> [Exercise requirements]
Go through the entries below and write each one out exactly.

(Saved data entries)

>>>

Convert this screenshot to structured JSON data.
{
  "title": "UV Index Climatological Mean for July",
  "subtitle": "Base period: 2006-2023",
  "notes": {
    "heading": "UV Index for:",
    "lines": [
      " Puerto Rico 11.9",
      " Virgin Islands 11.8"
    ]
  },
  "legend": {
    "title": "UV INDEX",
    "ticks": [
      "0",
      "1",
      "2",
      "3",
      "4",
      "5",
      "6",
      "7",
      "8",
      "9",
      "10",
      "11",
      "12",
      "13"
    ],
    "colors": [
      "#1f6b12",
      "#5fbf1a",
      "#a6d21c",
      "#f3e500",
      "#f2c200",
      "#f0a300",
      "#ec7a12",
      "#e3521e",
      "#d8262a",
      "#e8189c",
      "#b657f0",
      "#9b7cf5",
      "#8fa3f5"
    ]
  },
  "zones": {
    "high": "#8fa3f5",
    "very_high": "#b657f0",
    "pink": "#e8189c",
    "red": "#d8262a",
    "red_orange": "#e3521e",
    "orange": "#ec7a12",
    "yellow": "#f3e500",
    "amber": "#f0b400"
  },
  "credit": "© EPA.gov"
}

<<<

> [Answer to the problem]
Convert this screenshot to structured JSON data.
{
  "title": "UV Index Climatological Mean for July",
  "subtitle": "Base period: 2006-2023",
  "notes": {
    "heading": "UV Index for:",
    "lines": [
      " Puerto Rico 11.9",
      " Virgin Islands 11.8"
    ]
  },
  "legend": {
    "title": "UV INDEX",
    "ticks": [
      "0",
      "1",
      "2",
      "3",
      "4",
      "5",
      "6",
      "7",
      "8",
      "9",
      "10",
      "11",
      "12",
      "13"
    ],
    "colors": [
      "#1f6b12",
      "#5fbf1a",
      "#a6d21c",
      "#f3e500",
      "#f2c200",
      "#f0a300",
      "#ec7a12",
      "#e3521e",
      "#d8262a",
      "#e8189c",
      "#b657f0",
      "#9b7cf5",
      "#8fa3f5"
    ]
  },
  "zones": {
    "high": "#8fa3f5",
    "very_high": "#b657f0",
    "pink": "#e8189c",
    "red": "#d8262a",
    "red_orange": "#e3521e",
    "orange": "#ec7a12",
    "yellow": "#f3e500",
    "amber": "#f0b400"
  },
  "credit": "© EPA.gov"
}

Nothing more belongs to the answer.